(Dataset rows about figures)
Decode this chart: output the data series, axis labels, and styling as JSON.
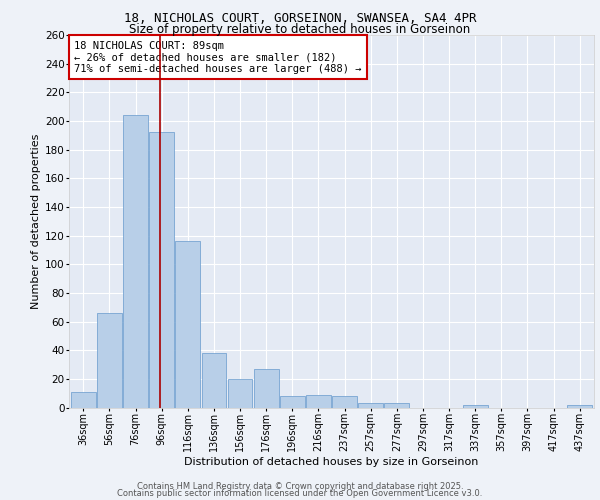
{
  "title_line1": "18, NICHOLAS COURT, GORSEINON, SWANSEA, SA4 4PR",
  "title_line2": "Size of property relative to detached houses in Gorseinon",
  "xlabel": "Distribution of detached houses by size in Gorseinon",
  "ylabel": "Number of detached properties",
  "categories": [
    "36sqm",
    "56sqm",
    "76sqm",
    "96sqm",
    "116sqm",
    "136sqm",
    "156sqm",
    "176sqm",
    "196sqm",
    "216sqm",
    "237sqm",
    "257sqm",
    "277sqm",
    "297sqm",
    "317sqm",
    "337sqm",
    "357sqm",
    "397sqm",
    "417sqm",
    "437sqm"
  ],
  "values": [
    11,
    66,
    204,
    192,
    116,
    38,
    20,
    27,
    8,
    9,
    8,
    3,
    3,
    0,
    0,
    2,
    0,
    0,
    0,
    2
  ],
  "bar_color": "#b8cfe8",
  "bar_edge_color": "#6699cc",
  "vline_x": 2.93,
  "vline_color": "#aa0000",
  "annotation_title": "18 NICHOLAS COURT: 89sqm",
  "annotation_line2": "← 26% of detached houses are smaller (182)",
  "annotation_line3": "71% of semi-detached houses are larger (488) →",
  "annotation_box_color": "#ffffff",
  "annotation_box_edge": "#cc0000",
  "ylim": [
    0,
    260
  ],
  "yticks": [
    0,
    20,
    40,
    60,
    80,
    100,
    120,
    140,
    160,
    180,
    200,
    220,
    240,
    260
  ],
  "footer_line1": "Contains HM Land Registry data © Crown copyright and database right 2025.",
  "footer_line2": "Contains public sector information licensed under the Open Government Licence v3.0.",
  "bg_color": "#eef2f8",
  "plot_bg_color": "#e4eaf4",
  "grid_color": "#ffffff"
}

**SET EXERCISE**
In the lines above, find each one with "Contains" and list it.

**OUTPUT OF THE TASK**
  "footer_line1": "Contains HM Land Registry data © Crown copyright and database right 2025.",
  "footer_line2": "Contains public sector information licensed under the Open Government Licence v3.0.",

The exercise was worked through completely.